Exercise objective: Print every entry exactly as written.
+++ Extracted records
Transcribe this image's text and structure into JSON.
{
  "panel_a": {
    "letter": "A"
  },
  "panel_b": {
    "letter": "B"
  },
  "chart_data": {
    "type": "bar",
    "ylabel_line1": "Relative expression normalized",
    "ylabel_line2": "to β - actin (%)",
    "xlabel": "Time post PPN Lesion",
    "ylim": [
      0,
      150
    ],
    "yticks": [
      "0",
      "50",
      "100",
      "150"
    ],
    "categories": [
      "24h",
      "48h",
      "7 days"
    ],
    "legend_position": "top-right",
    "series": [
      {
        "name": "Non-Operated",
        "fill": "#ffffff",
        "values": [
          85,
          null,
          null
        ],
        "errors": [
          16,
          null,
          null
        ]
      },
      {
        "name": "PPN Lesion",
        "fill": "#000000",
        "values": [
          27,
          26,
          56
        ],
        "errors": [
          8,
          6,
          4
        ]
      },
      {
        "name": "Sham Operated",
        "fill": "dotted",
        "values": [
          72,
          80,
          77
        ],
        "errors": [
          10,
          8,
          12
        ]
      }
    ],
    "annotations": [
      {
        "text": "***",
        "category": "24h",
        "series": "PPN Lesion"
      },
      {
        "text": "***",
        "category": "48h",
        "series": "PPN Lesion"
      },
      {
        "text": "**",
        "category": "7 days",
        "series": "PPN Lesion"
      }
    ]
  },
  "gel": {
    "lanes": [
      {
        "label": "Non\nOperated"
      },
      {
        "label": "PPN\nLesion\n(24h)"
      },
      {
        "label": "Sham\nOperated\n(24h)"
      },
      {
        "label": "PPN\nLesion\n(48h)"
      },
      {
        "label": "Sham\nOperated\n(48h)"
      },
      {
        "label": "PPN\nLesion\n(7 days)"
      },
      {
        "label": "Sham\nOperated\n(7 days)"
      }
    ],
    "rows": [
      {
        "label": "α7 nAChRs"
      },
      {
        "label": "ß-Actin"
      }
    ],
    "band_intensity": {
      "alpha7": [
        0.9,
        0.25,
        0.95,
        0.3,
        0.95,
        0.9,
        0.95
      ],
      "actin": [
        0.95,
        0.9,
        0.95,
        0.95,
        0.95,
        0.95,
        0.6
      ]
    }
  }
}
++++++
Written reply:
Transcribe this image's text and structure into JSON.
{
  "panel_a": {
    "letter": "A"
  },
  "panel_b": {
    "letter": "B"
  },
  "chart_data": {
    "type": "bar",
    "ylabel_line1": "Relative expression normalized",
    "ylabel_line2": "to β - actin (%)",
    "xlabel": "Time post PPN Lesion",
    "ylim": [
      0,
      150
    ],
    "yticks": [
      "0",
      "50",
      "100",
      "150"
    ],
    "categories": [
      "24h",
      "48h",
      "7 days"
    ],
    "legend_position": "top-right",
    "series": [
      {
        "name": "Non-Operated",
        "fill": "#ffffff",
        "values": [
          85,
          null,
          null
        ],
        "errors": [
          16,
          null,
          null
        ]
      },
      {
        "name": "PPN Lesion",
        "fill": "#000000",
        "values": [
          27,
          26,
          56
        ],
        "errors": [
          8,
          6,
          4
        ]
      },
      {
        "name": "Sham Operated",
        "fill": "dotted",
        "values": [
          72,
          80,
          77
        ],
        "errors": [
          10,
          8,
          12
        ]
      }
    ],
    "annotations": [
      {
        "text": "***",
        "category": "24h",
        "series": "PPN Lesion"
      },
      {
        "text": "***",
        "category": "48h",
        "series": "PPN Lesion"
      },
      {
        "text": "**",
        "category": "7 days",
        "series": "PPN Lesion"
      }
    ]
  },
  "gel": {
    "lanes": [
      {
        "label": "Non\nOperated"
      },
      {
        "label": "PPN\nLesion\n(24h)"
      },
      {
        "label": "Sham\nOperated\n(24h)"
      },
      {
        "label": "PPN\nLesion\n(48h)"
      },
      {
        "label": "Sham\nOperated\n(48h)"
      },
      {
        "label": "PPN\nLesion\n(7 days)"
      },
      {
        "label": "Sham\nOperated\n(7 days)"
      }
    ],
    "rows": [
      {
        "label": "α7 nAChRs"
      },
      {
        "label": "ß-Actin"
      }
    ],
    "band_intensity": {
      "alpha7": [
        0.9,
        0.25,
        0.95,
        0.3,
        0.95,
        0.9,
        0.95
      ],
      "actin": [
        0.95,
        0.9,
        0.95,
        0.95,
        0.95,
        0.95,
        0.6
      ]
    }
  }
}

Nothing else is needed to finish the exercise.